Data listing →
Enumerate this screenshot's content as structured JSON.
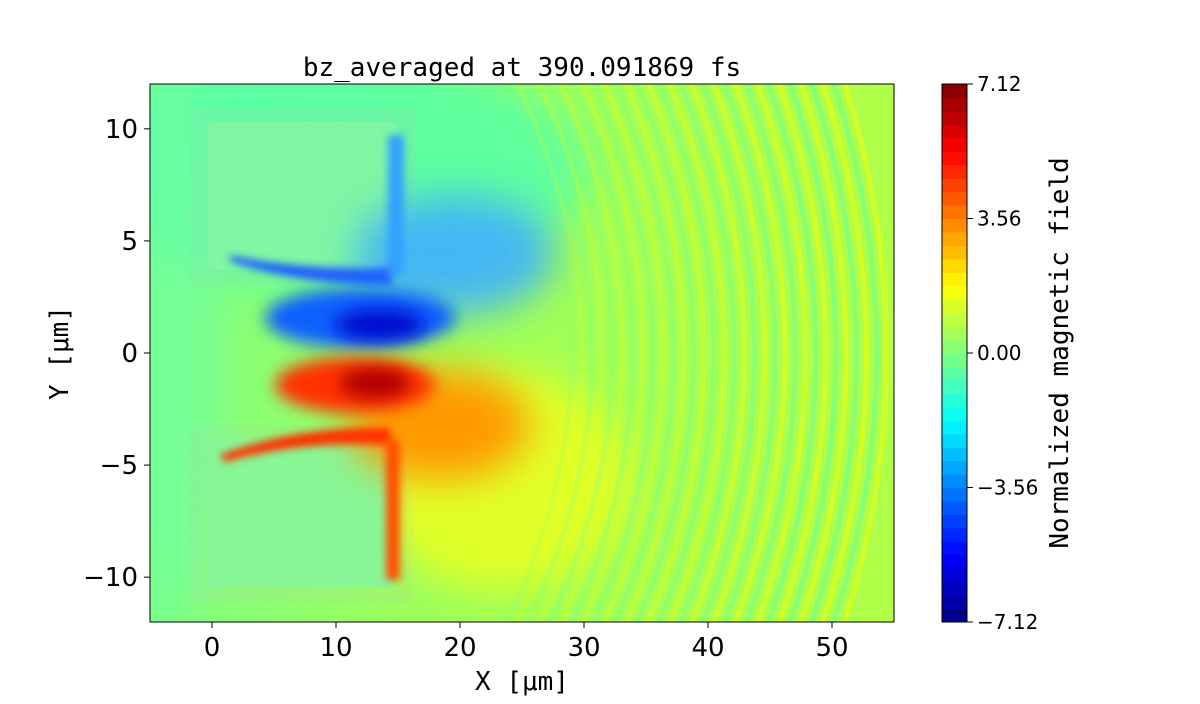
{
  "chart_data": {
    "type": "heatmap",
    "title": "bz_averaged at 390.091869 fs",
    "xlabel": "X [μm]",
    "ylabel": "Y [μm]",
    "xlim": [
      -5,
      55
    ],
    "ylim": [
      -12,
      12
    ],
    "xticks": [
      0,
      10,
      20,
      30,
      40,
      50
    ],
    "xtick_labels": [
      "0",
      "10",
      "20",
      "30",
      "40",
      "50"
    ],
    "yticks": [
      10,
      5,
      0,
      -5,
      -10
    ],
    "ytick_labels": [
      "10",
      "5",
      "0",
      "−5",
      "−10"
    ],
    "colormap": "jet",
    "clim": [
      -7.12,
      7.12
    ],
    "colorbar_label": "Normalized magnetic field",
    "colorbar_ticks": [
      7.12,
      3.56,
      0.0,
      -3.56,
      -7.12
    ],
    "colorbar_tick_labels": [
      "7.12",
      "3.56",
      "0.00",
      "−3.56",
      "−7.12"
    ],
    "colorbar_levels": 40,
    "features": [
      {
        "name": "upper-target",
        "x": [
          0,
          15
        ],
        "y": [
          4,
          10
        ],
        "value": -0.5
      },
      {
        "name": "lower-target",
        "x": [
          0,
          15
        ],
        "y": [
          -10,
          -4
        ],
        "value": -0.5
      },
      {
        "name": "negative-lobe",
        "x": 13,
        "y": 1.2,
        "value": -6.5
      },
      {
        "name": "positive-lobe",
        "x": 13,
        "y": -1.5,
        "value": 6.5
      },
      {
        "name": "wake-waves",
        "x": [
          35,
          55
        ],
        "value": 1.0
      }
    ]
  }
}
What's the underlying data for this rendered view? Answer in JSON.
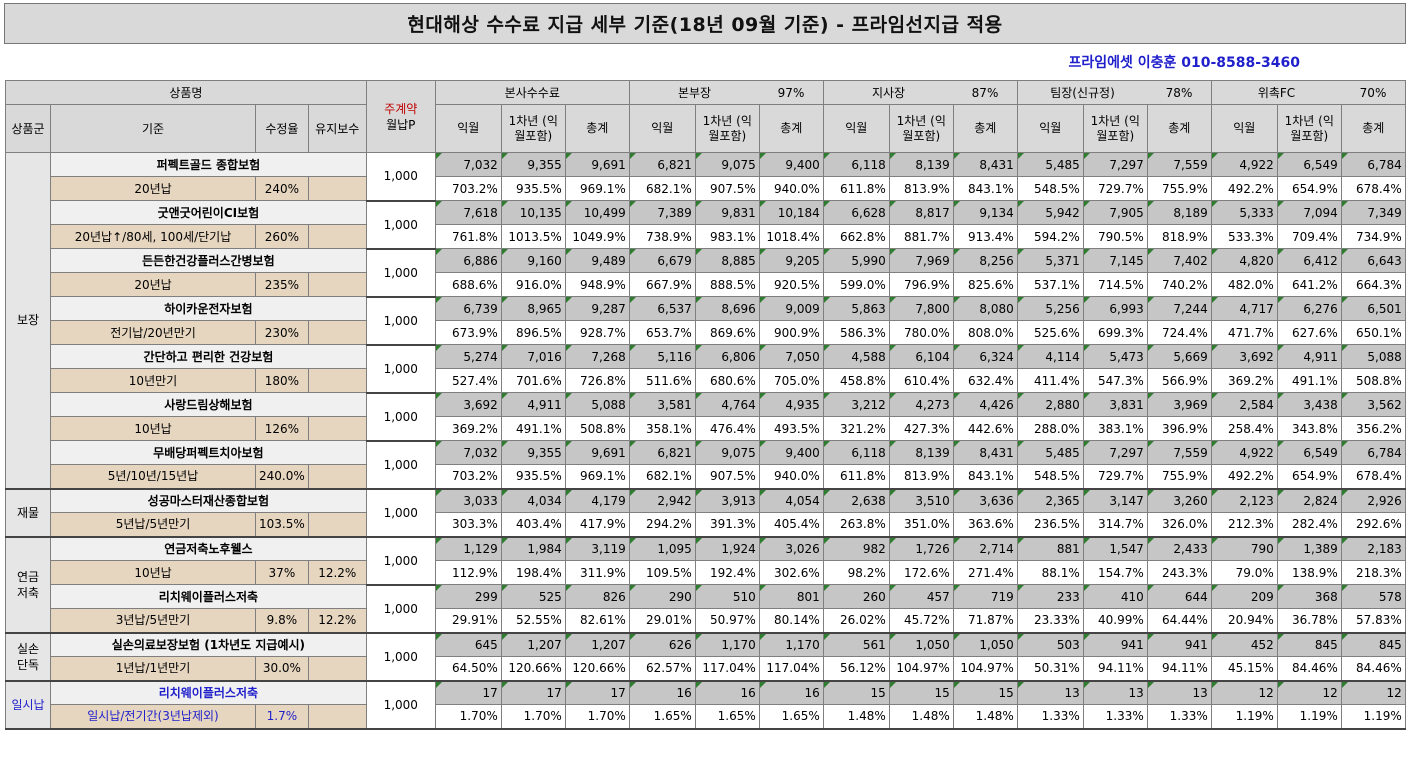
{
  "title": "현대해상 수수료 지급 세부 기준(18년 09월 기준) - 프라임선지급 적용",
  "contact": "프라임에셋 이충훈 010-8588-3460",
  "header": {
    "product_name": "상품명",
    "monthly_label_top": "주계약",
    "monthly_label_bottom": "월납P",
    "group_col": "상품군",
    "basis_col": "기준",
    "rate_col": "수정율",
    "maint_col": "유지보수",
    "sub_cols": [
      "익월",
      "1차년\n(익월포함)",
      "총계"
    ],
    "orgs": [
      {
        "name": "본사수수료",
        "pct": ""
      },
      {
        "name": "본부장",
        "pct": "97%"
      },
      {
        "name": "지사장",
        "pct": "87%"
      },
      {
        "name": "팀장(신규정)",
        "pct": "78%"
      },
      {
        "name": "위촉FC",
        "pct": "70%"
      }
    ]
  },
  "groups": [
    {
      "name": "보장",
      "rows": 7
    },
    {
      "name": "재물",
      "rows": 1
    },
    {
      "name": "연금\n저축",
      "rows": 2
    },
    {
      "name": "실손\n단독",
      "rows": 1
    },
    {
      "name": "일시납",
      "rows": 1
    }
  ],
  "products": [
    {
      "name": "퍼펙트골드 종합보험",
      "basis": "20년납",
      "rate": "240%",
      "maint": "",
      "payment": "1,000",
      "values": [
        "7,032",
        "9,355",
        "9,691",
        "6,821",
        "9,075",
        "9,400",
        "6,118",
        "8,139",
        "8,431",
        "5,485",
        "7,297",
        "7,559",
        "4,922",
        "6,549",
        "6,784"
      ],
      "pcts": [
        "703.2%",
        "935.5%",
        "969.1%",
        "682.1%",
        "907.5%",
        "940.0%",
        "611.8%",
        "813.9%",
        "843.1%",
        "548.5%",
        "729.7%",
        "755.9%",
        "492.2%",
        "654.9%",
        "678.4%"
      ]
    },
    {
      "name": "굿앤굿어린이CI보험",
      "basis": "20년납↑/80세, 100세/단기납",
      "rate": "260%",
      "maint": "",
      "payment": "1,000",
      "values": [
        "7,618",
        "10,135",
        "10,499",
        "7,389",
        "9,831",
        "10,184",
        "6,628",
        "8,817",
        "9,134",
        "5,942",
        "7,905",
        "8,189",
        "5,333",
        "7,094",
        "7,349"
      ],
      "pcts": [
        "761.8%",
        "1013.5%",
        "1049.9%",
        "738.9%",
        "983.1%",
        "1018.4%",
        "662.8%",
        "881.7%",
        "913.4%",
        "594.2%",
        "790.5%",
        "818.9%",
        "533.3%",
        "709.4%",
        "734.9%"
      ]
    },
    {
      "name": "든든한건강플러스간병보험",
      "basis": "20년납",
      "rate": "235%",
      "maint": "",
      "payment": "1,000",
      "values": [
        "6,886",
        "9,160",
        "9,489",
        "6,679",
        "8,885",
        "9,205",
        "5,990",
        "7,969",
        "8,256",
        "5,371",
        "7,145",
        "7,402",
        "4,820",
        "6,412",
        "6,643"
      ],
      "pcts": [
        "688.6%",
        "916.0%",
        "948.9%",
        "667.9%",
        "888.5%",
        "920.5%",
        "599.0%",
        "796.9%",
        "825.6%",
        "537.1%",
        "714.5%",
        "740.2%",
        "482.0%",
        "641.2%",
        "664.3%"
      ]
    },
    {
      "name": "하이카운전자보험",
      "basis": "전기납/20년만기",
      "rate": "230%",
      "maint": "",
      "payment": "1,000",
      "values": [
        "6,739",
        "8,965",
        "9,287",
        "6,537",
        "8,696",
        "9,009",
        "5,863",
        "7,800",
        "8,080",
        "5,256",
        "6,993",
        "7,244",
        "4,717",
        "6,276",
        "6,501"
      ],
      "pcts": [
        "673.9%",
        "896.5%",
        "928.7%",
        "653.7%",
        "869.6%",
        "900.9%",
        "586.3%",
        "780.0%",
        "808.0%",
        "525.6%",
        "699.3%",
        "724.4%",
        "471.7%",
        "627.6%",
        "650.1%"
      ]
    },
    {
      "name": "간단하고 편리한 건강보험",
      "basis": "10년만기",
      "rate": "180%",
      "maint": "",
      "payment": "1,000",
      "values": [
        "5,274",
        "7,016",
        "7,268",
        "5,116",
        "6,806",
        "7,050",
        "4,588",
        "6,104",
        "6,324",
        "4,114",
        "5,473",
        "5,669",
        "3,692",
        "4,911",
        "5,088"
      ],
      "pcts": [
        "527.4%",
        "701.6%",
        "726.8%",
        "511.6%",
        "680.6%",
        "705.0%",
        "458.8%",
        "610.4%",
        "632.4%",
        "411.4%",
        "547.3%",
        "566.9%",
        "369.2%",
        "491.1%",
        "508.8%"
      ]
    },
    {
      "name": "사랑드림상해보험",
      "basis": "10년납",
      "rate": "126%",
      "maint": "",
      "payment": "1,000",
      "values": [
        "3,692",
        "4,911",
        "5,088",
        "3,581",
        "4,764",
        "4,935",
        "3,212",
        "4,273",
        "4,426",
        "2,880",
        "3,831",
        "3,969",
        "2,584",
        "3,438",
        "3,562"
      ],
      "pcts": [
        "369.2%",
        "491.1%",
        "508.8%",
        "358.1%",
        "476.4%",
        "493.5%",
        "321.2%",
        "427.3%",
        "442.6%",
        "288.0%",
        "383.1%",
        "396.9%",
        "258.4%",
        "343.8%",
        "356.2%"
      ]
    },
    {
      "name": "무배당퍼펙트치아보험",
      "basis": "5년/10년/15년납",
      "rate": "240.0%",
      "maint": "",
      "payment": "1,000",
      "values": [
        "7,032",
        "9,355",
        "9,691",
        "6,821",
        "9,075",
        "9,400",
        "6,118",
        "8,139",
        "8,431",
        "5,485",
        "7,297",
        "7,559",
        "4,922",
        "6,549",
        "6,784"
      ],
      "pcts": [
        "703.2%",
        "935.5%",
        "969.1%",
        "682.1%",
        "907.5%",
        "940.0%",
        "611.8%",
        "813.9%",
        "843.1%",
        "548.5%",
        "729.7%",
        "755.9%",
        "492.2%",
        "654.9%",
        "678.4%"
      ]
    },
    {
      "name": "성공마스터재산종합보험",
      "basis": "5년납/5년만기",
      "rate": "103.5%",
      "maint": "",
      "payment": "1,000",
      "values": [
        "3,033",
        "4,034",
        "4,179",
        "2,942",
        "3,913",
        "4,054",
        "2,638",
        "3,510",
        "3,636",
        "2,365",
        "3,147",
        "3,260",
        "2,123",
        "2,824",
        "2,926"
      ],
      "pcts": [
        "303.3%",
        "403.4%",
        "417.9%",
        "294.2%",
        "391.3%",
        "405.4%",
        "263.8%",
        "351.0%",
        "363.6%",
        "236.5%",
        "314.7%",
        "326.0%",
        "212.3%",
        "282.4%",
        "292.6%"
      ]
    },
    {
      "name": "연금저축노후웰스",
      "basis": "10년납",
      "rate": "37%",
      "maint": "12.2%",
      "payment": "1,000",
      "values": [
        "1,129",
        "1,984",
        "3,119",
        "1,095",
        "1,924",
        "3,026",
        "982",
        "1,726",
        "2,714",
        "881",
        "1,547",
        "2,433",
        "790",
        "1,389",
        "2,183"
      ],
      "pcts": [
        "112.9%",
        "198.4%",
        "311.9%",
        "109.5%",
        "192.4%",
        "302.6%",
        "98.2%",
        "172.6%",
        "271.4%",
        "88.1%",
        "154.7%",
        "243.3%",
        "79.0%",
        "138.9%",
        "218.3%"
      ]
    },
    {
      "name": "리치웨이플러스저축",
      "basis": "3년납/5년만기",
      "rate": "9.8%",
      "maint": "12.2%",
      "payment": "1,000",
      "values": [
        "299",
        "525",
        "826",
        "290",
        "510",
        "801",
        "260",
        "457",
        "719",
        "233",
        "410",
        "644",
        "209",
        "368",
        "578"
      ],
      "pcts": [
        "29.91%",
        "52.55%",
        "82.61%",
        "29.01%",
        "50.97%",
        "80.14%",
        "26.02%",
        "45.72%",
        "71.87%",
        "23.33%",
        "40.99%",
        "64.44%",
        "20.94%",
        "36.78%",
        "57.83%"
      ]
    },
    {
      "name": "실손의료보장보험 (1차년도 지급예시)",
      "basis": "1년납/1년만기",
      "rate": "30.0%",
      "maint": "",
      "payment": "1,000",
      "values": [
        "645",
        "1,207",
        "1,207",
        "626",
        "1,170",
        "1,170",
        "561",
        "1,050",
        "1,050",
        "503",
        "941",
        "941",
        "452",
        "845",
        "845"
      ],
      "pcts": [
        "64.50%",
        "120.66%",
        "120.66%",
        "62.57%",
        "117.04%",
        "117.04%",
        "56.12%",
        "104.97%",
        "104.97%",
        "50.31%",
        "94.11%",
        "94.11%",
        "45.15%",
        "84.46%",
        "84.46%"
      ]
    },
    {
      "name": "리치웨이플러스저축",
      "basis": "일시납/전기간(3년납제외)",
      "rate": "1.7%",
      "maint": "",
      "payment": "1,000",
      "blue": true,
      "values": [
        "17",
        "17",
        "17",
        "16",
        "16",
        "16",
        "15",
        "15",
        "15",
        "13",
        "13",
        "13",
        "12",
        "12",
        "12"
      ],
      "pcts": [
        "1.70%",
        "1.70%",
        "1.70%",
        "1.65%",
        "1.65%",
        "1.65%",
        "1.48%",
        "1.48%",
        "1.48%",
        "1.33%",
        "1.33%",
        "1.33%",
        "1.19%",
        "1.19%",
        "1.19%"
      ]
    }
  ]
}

Short task →
Locate all lines holding the word "title", then copy them out.

Answer to the problem →
    "title": "bz_averaged at 390.091869 fs",
  "title": "현대해상 수수료 지급 세부 기준(18년 09월 기준) - 프라임선지급 적용",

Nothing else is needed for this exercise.